● **EXERCISE DESCRIPTION**
Write the data below out exactly as it stands. Do not include the pictures.

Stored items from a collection
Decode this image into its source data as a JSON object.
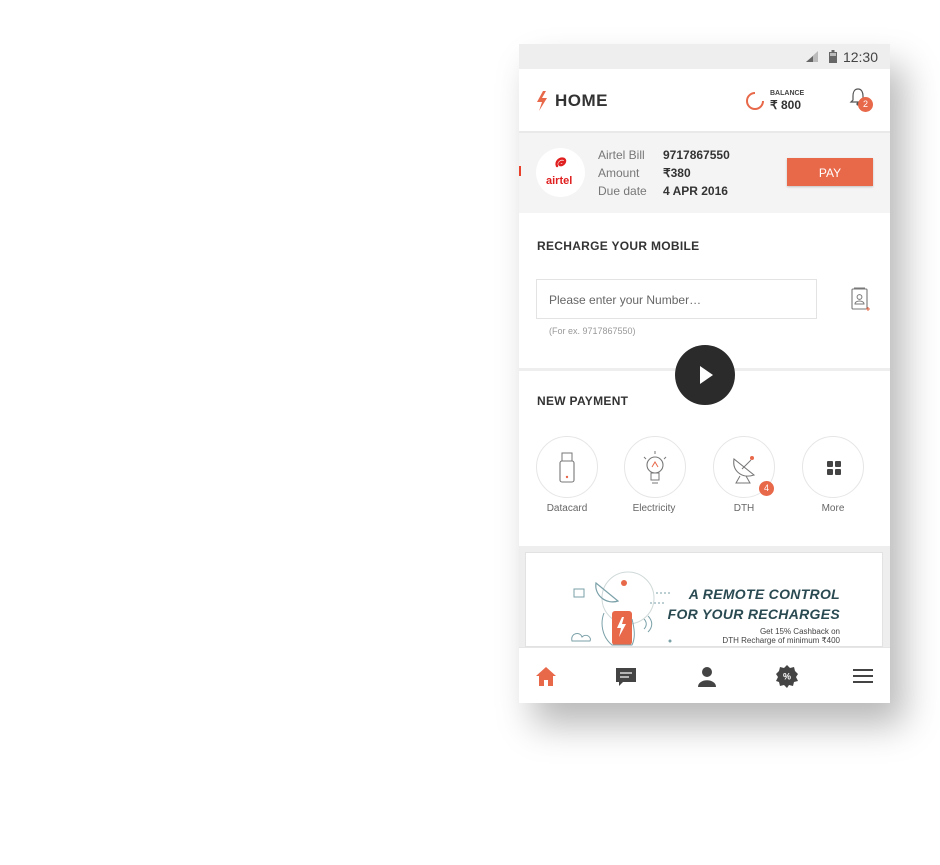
{
  "status_bar": {
    "time": "12:30"
  },
  "app_bar": {
    "title": "HOME",
    "balance_label": "BALANCE",
    "balance_value": "₹ 800",
    "notification_count": "2"
  },
  "bill_card": {
    "operator": "airtel",
    "rows": [
      {
        "label": "Airtel Bill",
        "value": "9717867550"
      },
      {
        "label": "Amount",
        "value": "₹380"
      },
      {
        "label": "Due date",
        "value": "4 APR 2016"
      }
    ],
    "pay_label": "PAY"
  },
  "recharge": {
    "title": "RECHARGE YOUR MOBILE",
    "input_placeholder": "Please enter your Number…",
    "hint": "(For ex. 9717867550)"
  },
  "new_payment": {
    "title": "NEW PAYMENT",
    "items": [
      {
        "label": "Datacard",
        "icon": "datacard-icon"
      },
      {
        "label": "Electricity",
        "icon": "bulb-icon"
      },
      {
        "label": "DTH",
        "icon": "satellite-dish-icon",
        "badge": "4"
      },
      {
        "label": "More",
        "icon": "grid-icon"
      }
    ]
  },
  "banner": {
    "headline_1": "A REMOTE CONTROL",
    "headline_2": "FOR YOUR RECHARGES",
    "sub_1": "Get 15% Cashback on",
    "sub_2": "DTH Recharge of minimum ₹400"
  },
  "bottom_nav": [
    {
      "name": "home",
      "icon": "home-icon",
      "active": true
    },
    {
      "name": "messages",
      "icon": "chat-icon"
    },
    {
      "name": "profile",
      "icon": "user-icon"
    },
    {
      "name": "offers",
      "icon": "offer-percent-icon"
    },
    {
      "name": "menu",
      "icon": "hamburger-icon"
    }
  ],
  "colors": {
    "accent": "#e8684a",
    "text": "#333333",
    "background_panel": "#f4f4f4"
  },
  "overlay": {
    "icon": "play-icon"
  }
}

● **REPLY TO THE TASK**
Decode this image into its source data as a JSON object.
{
  "status_bar": {
    "time": "12:30"
  },
  "app_bar": {
    "title": "HOME",
    "balance_label": "BALANCE",
    "balance_value": "₹ 800",
    "notification_count": "2"
  },
  "bill_card": {
    "operator": "airtel",
    "rows": [
      {
        "label": "Airtel Bill",
        "value": "9717867550"
      },
      {
        "label": "Amount",
        "value": "₹380"
      },
      {
        "label": "Due date",
        "value": "4 APR 2016"
      }
    ],
    "pay_label": "PAY"
  },
  "recharge": {
    "title": "RECHARGE YOUR MOBILE",
    "input_placeholder": "Please enter your Number…",
    "hint": "(For ex. 9717867550)"
  },
  "new_payment": {
    "title": "NEW PAYMENT",
    "items": [
      {
        "label": "Datacard",
        "icon": "datacard-icon"
      },
      {
        "label": "Electricity",
        "icon": "bulb-icon"
      },
      {
        "label": "DTH",
        "icon": "satellite-dish-icon",
        "badge": "4"
      },
      {
        "label": "More",
        "icon": "grid-icon"
      }
    ]
  },
  "banner": {
    "headline_1": "A REMOTE CONTROL",
    "headline_2": "FOR YOUR RECHARGES",
    "sub_1": "Get 15% Cashback on",
    "sub_2": "DTH Recharge of minimum ₹400"
  },
  "bottom_nav": [
    {
      "name": "home",
      "icon": "home-icon",
      "active": true
    },
    {
      "name": "messages",
      "icon": "chat-icon"
    },
    {
      "name": "profile",
      "icon": "user-icon"
    },
    {
      "name": "offers",
      "icon": "offer-percent-icon"
    },
    {
      "name": "menu",
      "icon": "hamburger-icon"
    }
  ],
  "colors": {
    "accent": "#e8684a",
    "text": "#333333",
    "background_panel": "#f4f4f4"
  },
  "overlay": {
    "icon": "play-icon"
  }
}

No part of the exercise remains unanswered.